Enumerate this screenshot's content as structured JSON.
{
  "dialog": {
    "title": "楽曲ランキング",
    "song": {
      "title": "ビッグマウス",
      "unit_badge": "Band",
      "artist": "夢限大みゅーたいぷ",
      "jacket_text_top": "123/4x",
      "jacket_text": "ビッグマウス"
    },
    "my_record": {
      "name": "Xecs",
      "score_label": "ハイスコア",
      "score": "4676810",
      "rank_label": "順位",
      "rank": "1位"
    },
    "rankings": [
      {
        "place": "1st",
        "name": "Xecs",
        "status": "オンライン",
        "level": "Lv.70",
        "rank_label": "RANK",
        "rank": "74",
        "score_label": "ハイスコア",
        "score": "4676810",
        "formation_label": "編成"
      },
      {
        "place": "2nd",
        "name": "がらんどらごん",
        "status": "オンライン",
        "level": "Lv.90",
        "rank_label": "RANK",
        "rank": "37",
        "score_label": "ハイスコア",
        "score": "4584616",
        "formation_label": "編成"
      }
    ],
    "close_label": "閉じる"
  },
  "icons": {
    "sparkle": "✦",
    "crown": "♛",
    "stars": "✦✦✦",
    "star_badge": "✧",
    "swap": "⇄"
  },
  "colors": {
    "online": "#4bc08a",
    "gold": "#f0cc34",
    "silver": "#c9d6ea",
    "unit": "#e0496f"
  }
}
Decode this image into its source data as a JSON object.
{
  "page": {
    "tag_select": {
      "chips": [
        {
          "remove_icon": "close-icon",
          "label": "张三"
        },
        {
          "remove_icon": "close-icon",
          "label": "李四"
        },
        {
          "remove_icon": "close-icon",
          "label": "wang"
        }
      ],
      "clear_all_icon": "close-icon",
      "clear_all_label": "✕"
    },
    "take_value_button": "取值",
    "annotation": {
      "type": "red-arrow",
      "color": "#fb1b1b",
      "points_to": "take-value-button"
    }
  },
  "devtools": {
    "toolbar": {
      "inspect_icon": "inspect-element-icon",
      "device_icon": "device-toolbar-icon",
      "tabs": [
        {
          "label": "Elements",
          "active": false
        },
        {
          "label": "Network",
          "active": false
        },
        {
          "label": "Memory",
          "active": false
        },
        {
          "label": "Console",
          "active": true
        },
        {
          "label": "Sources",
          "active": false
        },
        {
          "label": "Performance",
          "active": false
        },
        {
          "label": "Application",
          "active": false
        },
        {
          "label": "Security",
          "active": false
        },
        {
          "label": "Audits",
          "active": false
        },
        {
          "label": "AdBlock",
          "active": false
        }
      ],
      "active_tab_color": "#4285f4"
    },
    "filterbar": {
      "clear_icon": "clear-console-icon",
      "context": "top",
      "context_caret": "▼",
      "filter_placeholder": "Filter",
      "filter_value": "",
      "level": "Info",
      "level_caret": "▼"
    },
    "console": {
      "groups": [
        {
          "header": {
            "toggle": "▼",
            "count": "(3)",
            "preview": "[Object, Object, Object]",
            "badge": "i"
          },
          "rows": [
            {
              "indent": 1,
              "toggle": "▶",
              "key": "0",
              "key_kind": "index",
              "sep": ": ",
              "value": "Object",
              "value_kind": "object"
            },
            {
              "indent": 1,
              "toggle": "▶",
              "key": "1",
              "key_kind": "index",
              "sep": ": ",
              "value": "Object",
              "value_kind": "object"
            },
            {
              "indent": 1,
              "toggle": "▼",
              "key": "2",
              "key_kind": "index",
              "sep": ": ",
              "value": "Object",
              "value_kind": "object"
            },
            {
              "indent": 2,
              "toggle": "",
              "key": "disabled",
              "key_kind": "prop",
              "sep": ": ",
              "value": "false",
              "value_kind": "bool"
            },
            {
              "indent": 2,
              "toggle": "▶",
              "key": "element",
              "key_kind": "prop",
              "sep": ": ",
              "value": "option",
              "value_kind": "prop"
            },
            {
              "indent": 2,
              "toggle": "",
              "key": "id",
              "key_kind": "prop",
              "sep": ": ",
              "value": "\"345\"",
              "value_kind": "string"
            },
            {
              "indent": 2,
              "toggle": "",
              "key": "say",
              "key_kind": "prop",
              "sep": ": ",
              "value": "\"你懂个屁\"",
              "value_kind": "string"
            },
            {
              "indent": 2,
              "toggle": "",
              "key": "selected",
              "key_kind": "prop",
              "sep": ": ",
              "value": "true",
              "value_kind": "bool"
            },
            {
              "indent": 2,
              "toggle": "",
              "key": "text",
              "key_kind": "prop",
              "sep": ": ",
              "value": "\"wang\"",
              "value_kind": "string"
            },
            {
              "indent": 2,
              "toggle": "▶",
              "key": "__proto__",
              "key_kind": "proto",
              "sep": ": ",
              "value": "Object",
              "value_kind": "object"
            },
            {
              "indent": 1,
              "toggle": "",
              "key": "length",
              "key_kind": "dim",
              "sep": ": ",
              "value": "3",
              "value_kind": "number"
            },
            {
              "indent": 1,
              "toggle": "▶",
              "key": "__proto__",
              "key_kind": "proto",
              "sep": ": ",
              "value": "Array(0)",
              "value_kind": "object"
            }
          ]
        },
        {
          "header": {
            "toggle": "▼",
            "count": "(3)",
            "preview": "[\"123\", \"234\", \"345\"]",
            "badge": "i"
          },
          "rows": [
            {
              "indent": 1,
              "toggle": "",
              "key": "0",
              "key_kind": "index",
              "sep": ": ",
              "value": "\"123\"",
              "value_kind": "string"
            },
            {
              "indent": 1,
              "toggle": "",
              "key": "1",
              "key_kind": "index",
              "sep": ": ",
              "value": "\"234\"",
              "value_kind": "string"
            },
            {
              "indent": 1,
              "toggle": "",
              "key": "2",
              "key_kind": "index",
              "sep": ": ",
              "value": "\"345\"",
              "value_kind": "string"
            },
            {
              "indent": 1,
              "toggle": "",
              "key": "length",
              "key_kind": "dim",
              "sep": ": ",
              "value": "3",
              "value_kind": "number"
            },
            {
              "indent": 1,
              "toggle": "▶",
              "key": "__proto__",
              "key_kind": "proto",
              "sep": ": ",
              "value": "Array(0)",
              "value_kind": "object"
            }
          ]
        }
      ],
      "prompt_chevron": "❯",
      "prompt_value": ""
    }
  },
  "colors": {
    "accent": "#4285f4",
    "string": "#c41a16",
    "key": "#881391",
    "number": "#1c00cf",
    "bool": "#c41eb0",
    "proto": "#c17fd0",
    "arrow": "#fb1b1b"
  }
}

━━━━

◆ JOB
Extract all lines as given.

◆ ANSWER FOR THIS EXERCISE
Enumerate this screenshot's content as structured JSON.
{
  "dialog": {
    "title": "楽曲ランキング",
    "song": {
      "title": "ビッグマウス",
      "unit_badge": "Band",
      "artist": "夢限大みゅーたいぷ",
      "jacket_text_top": "123/4x",
      "jacket_text": "ビッグマウス"
    },
    "my_record": {
      "name": "Xecs",
      "score_label": "ハイスコア",
      "score": "4676810",
      "rank_label": "順位",
      "rank": "1位"
    },
    "rankings": [
      {
        "place": "1st",
        "name": "Xecs",
        "status": "オンライン",
        "level": "Lv.70",
        "rank_label": "RANK",
        "rank": "74",
        "score_label": "ハイスコア",
        "score": "4676810",
        "formation_label": "編成"
      },
      {
        "place": "2nd",
        "name": "がらんどらごん",
        "status": "オンライン",
        "level": "Lv.90",
        "rank_label": "RANK",
        "rank": "37",
        "score_label": "ハイスコア",
        "score": "4584616",
        "formation_label": "編成"
      }
    ],
    "close_label": "閉じる"
  },
  "icons": {
    "sparkle": "✦",
    "crown": "♛",
    "stars": "✦✦✦",
    "star_badge": "✧",
    "swap": "⇄"
  },
  "colors": {
    "online": "#4bc08a",
    "gold": "#f0cc34",
    "silver": "#c9d6ea",
    "unit": "#e0496f"
  }
}
Decode this image into its source data as a JSON object.
{
  "page": {
    "tag_select": {
      "chips": [
        {
          "remove_icon": "close-icon",
          "label": "张三"
        },
        {
          "remove_icon": "close-icon",
          "label": "李四"
        },
        {
          "remove_icon": "close-icon",
          "label": "wang"
        }
      ],
      "clear_all_icon": "close-icon",
      "clear_all_label": "✕"
    },
    "take_value_button": "取值",
    "annotation": {
      "type": "red-arrow",
      "color": "#fb1b1b",
      "points_to": "take-value-button"
    }
  },
  "devtools": {
    "toolbar": {
      "inspect_icon": "inspect-element-icon",
      "device_icon": "device-toolbar-icon",
      "tabs": [
        {
          "label": "Elements",
          "active": false
        },
        {
          "label": "Network",
          "active": false
        },
        {
          "label": "Memory",
          "active": false
        },
        {
          "label": "Console",
          "active": true
        },
        {
          "label": "Sources",
          "active": false
        },
        {
          "label": "Performance",
          "active": false
        },
        {
          "label": "Application",
          "active": false
        },
        {
          "label": "Security",
          "active": false
        },
        {
          "label": "Audits",
          "active": false
        },
        {
          "label": "AdBlock",
          "active": false
        }
      ],
      "active_tab_color": "#4285f4"
    },
    "filterbar": {
      "clear_icon": "clear-console-icon",
      "context": "top",
      "context_caret": "▼",
      "filter_placeholder": "Filter",
      "filter_value": "",
      "level": "Info",
      "level_caret": "▼"
    },
    "console": {
      "groups": [
        {
          "header": {
            "toggle": "▼",
            "count": "(3)",
            "preview": "[Object, Object, Object]",
            "badge": "i"
          },
          "rows": [
            {
              "indent": 1,
              "toggle": "▶",
              "key": "0",
              "key_kind": "index",
              "sep": ": ",
              "value": "Object",
              "value_kind": "object"
            },
            {
              "indent": 1,
              "toggle": "▶",
              "key": "1",
              "key_kind": "index",
              "sep": ": ",
              "value": "Object",
              "value_kind": "object"
            },
            {
              "indent": 1,
              "toggle": "▼",
              "key": "2",
              "key_kind": "index",
              "sep": ": ",
              "value": "Object",
              "value_kind": "object"
            },
            {
              "indent": 2,
              "toggle": "",
              "key": "disabled",
              "key_kind": "prop",
              "sep": ": ",
              "value": "false",
              "value_kind": "bool"
            },
            {
              "indent": 2,
              "toggle": "▶",
              "key": "element",
              "key_kind": "prop",
              "sep": ": ",
              "value": "option",
              "value_kind": "prop"
            },
            {
              "indent": 2,
              "toggle": "",
              "key": "id",
              "key_kind": "prop",
              "sep": ": ",
              "value": "\"345\"",
              "value_kind": "string"
            },
            {
              "indent": 2,
              "toggle": "",
              "key": "say",
              "key_kind": "prop",
              "sep": ": ",
              "value": "\"你懂个屁\"",
              "value_kind": "string"
            },
            {
              "indent": 2,
              "toggle": "",
              "key": "selected",
              "key_kind": "prop",
              "sep": ": ",
              "value": "true",
              "value_kind": "bool"
            },
            {
              "indent": 2,
              "toggle": "",
              "key": "text",
              "key_kind": "prop",
              "sep": ": ",
              "value": "\"wang\"",
              "value_kind": "string"
            },
            {
              "indent": 2,
              "toggle": "▶",
              "key": "__proto__",
              "key_kind": "proto",
              "sep": ": ",
              "value": "Object",
              "value_kind": "object"
            },
            {
              "indent": 1,
              "toggle": "",
              "key": "length",
              "key_kind": "dim",
              "sep": ": ",
              "value": "3",
              "value_kind": "number"
            },
            {
              "indent": 1,
              "toggle": "▶",
              "key": "__proto__",
              "key_kind": "proto",
              "sep": ": ",
              "value": "Array(0)",
              "value_kind": "object"
            }
          ]
        },
        {
          "header": {
            "toggle": "▼",
            "count": "(3)",
            "preview": "[\"123\", \"234\", \"345\"]",
            "badge": "i"
          },
          "rows": [
            {
              "indent": 1,
              "toggle": "",
              "key": "0",
              "key_kind": "index",
              "sep": ": ",
              "value": "\"123\"",
              "value_kind": "string"
            },
            {
              "indent": 1,
              "toggle": "",
              "key": "1",
              "key_kind": "index",
              "sep": ": ",
              "value": "\"234\"",
              "value_kind": "string"
            },
            {
              "indent": 1,
              "toggle": "",
              "key": "2",
              "key_kind": "index",
              "sep": ": ",
              "value": "\"345\"",
              "value_kind": "string"
            },
            {
              "indent": 1,
              "toggle": "",
              "key": "length",
              "key_kind": "dim",
              "sep": ": ",
              "value": "3",
              "value_kind": "number"
            },
            {
              "indent": 1,
              "toggle": "▶",
              "key": "__proto__",
              "key_kind": "proto",
              "sep": ": ",
              "value": "Array(0)",
              "value_kind": "object"
            }
          ]
        }
      ],
      "prompt_chevron": "❯",
      "prompt_value": ""
    }
  },
  "colors": {
    "accent": "#4285f4",
    "string": "#c41a16",
    "key": "#881391",
    "number": "#1c00cf",
    "bool": "#c41eb0",
    "proto": "#c17fd0",
    "arrow": "#fb1b1b"
  }
}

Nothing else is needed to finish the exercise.